DIRECTION: Gather every line that includes the word "JSON", please.

┌──

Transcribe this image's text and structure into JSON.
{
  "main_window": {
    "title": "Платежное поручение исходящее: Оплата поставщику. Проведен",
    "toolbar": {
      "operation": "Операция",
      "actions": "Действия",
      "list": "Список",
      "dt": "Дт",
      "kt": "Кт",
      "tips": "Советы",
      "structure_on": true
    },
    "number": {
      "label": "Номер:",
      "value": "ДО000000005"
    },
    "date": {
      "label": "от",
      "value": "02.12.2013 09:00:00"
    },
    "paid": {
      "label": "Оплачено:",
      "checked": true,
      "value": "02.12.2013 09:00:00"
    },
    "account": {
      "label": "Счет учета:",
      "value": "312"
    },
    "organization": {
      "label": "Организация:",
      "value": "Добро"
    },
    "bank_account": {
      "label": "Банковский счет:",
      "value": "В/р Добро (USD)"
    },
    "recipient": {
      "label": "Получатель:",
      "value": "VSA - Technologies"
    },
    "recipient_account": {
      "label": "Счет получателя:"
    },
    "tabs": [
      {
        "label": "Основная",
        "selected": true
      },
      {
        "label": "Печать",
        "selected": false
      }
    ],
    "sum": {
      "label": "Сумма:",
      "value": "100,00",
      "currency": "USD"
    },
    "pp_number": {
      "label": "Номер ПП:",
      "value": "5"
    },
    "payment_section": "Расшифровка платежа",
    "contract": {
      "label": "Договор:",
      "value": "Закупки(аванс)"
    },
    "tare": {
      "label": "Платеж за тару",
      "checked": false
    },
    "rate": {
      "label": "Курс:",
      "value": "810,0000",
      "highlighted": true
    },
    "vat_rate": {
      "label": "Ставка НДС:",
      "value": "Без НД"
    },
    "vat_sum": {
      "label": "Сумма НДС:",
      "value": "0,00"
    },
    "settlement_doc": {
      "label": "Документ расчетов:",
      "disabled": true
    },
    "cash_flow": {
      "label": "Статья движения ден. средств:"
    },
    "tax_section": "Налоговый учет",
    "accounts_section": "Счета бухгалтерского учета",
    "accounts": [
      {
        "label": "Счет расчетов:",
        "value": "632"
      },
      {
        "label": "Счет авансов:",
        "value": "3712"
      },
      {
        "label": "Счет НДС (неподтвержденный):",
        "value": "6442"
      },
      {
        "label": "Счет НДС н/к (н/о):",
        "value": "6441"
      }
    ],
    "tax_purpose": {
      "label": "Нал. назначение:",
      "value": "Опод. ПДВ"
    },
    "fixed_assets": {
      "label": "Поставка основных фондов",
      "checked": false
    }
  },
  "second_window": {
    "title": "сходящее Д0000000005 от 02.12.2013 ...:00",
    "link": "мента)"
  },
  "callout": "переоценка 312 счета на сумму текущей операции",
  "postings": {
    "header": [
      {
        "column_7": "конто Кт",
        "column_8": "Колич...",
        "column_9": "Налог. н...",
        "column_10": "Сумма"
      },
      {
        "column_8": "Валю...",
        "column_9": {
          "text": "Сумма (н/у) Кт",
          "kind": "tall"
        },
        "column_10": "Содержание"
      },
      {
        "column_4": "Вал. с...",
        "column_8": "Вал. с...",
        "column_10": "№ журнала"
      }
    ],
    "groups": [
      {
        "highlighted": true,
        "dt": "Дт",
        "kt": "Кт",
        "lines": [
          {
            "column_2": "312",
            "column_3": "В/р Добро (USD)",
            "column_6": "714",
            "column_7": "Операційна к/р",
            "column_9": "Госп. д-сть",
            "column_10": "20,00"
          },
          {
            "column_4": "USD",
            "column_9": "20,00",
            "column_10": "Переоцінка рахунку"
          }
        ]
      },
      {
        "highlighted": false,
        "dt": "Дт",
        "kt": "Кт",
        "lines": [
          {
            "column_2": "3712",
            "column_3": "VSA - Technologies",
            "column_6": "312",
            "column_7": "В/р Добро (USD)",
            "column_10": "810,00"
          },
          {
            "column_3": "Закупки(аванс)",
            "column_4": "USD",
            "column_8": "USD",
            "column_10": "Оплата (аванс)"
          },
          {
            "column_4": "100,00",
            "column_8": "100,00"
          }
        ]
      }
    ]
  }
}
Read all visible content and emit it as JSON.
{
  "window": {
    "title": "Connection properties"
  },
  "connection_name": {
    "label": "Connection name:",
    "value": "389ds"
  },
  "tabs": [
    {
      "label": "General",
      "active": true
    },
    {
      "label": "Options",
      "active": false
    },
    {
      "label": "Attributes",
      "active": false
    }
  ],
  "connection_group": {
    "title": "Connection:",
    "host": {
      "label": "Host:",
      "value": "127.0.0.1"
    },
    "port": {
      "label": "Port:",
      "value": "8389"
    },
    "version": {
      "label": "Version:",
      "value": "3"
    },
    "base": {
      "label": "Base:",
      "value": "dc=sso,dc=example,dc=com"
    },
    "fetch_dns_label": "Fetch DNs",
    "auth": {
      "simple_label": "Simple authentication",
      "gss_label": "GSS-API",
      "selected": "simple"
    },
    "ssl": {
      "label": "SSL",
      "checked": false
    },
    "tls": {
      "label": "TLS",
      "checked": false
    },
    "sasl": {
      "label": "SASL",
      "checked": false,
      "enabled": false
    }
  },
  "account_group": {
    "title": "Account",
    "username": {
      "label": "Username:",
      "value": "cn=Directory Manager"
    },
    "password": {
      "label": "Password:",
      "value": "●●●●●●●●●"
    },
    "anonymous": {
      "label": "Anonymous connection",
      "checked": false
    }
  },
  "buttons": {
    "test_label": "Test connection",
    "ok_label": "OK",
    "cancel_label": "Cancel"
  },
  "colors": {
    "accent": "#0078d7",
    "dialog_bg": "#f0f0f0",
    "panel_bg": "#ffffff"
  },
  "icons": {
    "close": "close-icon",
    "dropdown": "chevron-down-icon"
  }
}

└──

ANSWER TO THE TASK:
Transcribe this image's text and structure into JSON.
Read all visible content and emit it as JSON.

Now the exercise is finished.